TASKS FOR THIS EXERCISE:
(A) In the redstart study passage, rewrite the part between "None of the" and "of the decoy.", inclusive, changing "decoy" to "model bird".
(B) Answer these questions from the redstart study passage:
(i) How far apart were individuals tested on the same day?
(ii) What statistical method was used to test whether the proportion of territorial displacements differed between habitats?
(iii) In the separate analysis on females, the effects of which two factors were tested?
(C) Please carry the redstart study passage forward from its final sentence.

None of the focal redstarts used in these experiments had been previously exposed to a playback that season, although some had responded to a playback in previous years when they were first banded. Birds banded within a season exhibit a reduced response to song playback in that same season, but when exposed to playbacks a year later their responses were at preexposure strength (Marra PP, unpublished data). Experiments on the same day were always conducted on individuals more than 200 m apart to avoid exposing other potential experimental birds to the sound of the playback or sight of the decoy.
Data analysis
I used chi-square analysis to test if (1) the proportion of territorial
displacements differed between habitats, (2) males did more displacing than
females in mangrove, (3) AHYs did more displacing than HYs in mangrove, (4)
the sex ratio of birds removed within each habitat differed from the
replacements, and (5) the proportion of each sex present between habitats
changed after removal. The effects of habitat (mangrove versus scrub) and sex
(male versus female) on the number of dives, attacks, and response score
exhibited by redstarts during playbacks experiments were examined by standard
two-way analysis of variance. Because sample sizes were too small for males in
female-biased habitat to include age (HY versus AHY) in the model, a separate
analysis was conducted on females to test for the effects of habitat and age.

STORED DATA:

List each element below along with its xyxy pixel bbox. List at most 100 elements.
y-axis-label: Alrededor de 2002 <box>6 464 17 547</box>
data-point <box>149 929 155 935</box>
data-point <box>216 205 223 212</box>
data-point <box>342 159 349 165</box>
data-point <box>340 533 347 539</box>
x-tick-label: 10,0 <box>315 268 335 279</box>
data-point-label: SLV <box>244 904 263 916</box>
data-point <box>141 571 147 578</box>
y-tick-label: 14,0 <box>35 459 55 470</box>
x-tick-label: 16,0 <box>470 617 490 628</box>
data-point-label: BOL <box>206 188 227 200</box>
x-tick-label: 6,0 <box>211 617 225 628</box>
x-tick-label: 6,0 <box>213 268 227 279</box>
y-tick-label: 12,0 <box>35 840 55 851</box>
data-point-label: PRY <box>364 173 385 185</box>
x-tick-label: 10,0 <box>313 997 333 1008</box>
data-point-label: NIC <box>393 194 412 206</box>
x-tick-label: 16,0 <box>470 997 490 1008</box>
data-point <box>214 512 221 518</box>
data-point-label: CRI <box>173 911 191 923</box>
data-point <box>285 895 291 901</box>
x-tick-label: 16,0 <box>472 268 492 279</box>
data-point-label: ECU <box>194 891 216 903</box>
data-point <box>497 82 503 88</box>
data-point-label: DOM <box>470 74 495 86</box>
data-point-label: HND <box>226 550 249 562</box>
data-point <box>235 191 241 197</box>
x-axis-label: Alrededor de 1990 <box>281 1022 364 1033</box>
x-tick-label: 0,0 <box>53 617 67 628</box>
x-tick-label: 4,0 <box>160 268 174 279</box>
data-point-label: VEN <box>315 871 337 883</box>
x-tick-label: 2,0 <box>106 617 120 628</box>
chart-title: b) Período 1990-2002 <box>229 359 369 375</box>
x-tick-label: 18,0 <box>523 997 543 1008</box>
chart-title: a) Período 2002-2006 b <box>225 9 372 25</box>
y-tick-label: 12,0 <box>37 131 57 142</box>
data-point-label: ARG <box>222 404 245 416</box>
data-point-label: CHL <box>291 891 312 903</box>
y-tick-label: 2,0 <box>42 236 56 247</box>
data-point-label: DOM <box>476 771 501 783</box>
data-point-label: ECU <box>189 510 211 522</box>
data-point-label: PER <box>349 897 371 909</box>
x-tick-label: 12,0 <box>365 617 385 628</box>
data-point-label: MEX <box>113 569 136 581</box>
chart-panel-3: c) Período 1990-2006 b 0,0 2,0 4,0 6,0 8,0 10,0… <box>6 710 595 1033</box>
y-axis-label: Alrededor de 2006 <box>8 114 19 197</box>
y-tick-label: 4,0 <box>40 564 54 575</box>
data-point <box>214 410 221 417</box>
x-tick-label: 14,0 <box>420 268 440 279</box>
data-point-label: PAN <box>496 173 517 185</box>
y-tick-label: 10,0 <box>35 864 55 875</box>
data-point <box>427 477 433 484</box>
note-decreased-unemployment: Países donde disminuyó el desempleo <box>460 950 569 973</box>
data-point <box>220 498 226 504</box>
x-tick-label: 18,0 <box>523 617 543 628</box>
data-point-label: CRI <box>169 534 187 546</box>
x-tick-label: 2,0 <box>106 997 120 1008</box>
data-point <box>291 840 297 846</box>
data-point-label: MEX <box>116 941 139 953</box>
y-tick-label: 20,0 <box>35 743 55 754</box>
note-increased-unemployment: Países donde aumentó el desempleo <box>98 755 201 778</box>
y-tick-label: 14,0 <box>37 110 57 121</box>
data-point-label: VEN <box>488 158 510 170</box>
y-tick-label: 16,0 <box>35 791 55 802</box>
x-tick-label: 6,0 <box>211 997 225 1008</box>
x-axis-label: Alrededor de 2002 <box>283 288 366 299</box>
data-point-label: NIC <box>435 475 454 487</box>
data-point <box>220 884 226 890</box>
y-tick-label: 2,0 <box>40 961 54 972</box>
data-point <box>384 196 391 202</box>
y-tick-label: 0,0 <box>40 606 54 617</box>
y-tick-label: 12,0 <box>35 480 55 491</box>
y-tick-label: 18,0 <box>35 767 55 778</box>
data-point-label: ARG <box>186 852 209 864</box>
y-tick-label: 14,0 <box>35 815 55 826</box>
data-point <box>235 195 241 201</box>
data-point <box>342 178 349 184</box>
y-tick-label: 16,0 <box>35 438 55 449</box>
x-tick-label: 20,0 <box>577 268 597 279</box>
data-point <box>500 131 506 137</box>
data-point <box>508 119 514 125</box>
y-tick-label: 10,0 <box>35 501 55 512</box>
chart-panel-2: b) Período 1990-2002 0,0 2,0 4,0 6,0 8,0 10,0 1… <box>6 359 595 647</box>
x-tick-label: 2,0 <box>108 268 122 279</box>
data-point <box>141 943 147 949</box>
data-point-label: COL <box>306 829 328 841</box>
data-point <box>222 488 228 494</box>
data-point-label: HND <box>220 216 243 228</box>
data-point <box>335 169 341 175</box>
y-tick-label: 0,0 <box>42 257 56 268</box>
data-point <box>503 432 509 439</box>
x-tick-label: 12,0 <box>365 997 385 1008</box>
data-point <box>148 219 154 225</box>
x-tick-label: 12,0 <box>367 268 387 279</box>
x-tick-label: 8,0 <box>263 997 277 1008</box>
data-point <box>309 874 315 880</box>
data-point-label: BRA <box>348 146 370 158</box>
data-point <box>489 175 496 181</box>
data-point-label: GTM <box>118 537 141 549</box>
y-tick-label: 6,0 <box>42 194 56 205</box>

PER-TASK OUTPUTS:
(A)
None of the focal redstarts used in these experiments had been previously exposed to a playback that season, although some had responded to a playback in previous years when they were first banded. Birds banded within a season exhibit a reduced response to song playback in that same season, but when exposed to playbacks a year later their responses were at preexposure strength (Marra PP, unpublished data). Experiments on the same day were always conducted on individuals more than 200 m apart to avoid exposing other potential experimental birds to the sound of the playback or sight of the model bird.

(B)
(i) More than 200 m apart.
(ii) Chi-square analysis.
(iii) Habitat and age.

(C)
All playback data were natural-log transformed to meet assumptions of equal
variance and normality.
To examine body size relationships, I first calculated the scores of a
principal component analysis based on unflattened wing chord and tarsus
length. A natural-log transformation was performed on the scores from the
first principal component to meet assumptions of normality and equal
variances, and these transformed data were used as an estimate of skeletal
body size. I analyzed these data using a three-way ANOVA including sex (male
verus female), age (AHY versus HY), and habitat (mangrove versus scrub) and
then analyzed the data separately for males and females. All statistical
analyses were made using JMP (SAS
Institute, 1997
).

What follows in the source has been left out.